Return every line from the very first one down through the line that contains "- row-1-executor: Министерство", both ends included, copied without any change.

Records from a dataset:
= = = = =

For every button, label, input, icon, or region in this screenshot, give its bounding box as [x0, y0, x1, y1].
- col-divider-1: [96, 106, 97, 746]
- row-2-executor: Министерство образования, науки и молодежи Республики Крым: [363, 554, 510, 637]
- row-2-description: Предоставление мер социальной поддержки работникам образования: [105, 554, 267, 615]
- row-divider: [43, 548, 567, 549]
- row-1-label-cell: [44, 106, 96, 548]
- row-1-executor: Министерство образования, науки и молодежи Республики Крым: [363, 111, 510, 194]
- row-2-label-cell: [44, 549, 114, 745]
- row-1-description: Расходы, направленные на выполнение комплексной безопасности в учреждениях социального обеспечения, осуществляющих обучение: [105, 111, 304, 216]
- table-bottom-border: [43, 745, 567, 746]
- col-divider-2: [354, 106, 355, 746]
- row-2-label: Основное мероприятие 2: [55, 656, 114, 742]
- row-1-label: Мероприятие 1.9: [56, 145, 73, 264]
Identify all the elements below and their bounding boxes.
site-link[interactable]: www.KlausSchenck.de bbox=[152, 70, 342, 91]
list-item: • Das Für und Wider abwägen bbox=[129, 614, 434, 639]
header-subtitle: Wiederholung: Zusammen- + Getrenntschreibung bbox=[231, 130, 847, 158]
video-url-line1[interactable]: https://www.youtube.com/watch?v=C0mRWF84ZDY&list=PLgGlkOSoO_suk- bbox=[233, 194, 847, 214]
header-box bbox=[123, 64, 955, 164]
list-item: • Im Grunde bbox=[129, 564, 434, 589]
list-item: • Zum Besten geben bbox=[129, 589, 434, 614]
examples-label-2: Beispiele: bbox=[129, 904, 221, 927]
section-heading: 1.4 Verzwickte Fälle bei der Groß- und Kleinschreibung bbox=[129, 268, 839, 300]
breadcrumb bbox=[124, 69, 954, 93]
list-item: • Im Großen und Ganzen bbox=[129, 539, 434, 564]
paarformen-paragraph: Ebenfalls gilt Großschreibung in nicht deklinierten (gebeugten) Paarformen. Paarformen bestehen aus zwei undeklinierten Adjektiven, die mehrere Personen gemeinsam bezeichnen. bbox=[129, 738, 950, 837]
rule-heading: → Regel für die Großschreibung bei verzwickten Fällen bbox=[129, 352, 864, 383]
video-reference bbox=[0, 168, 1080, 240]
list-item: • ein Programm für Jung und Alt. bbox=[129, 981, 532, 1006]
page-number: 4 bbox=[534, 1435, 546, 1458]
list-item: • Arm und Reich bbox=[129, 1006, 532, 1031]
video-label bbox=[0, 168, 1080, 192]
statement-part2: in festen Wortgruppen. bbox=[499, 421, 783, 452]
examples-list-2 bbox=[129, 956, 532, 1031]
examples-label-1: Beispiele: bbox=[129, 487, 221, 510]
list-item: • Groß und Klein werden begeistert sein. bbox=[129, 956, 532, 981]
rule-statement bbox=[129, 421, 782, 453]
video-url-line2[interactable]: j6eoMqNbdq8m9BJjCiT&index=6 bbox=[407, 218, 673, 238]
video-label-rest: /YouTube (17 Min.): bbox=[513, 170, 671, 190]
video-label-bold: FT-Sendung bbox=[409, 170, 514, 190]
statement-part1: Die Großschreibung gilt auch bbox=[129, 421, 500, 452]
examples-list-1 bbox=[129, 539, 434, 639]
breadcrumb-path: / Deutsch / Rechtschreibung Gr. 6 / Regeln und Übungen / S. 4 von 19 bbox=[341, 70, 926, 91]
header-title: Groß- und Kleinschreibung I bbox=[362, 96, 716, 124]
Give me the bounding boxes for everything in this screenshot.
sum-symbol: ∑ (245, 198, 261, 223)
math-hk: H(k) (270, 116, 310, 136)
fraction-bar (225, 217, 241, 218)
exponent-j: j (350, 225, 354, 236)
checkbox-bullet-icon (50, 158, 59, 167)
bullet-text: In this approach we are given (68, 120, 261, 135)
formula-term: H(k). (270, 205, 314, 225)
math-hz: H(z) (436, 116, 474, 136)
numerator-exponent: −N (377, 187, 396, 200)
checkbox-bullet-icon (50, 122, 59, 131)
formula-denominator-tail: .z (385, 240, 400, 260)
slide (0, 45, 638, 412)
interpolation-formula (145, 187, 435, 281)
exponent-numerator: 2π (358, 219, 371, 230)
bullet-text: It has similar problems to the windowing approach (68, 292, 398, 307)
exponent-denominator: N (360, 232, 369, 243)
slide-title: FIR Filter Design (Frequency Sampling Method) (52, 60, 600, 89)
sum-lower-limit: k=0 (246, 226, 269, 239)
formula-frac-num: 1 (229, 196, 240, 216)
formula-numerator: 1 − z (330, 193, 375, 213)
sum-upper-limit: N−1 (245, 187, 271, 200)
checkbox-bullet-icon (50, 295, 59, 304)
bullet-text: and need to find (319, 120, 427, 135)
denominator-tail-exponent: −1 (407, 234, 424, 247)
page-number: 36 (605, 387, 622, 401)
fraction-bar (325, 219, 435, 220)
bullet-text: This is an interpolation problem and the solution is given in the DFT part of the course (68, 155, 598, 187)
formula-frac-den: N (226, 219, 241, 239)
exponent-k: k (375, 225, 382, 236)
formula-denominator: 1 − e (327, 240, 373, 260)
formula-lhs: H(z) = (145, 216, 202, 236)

= = = = =

• [TASK OUTPUT]:
For every button, label, input, icon, or region in this screenshot, give its bounding box as [x0, y0, x1, y1].
- col-divider-1: [96, 106, 97, 746]
- row-2-executor: Министерство образования, науки и молодежи Республики Крым: [363, 554, 510, 637]
- row-2-description: Предоставление мер социальной поддержки работникам образования: [105, 554, 267, 615]
- row-divider: [43, 548, 567, 549]
- row-1-label-cell: [44, 106, 96, 548]
- row-1-executor: Министерство образования, науки и молодежи Республики Крым: [363, 111, 510, 194]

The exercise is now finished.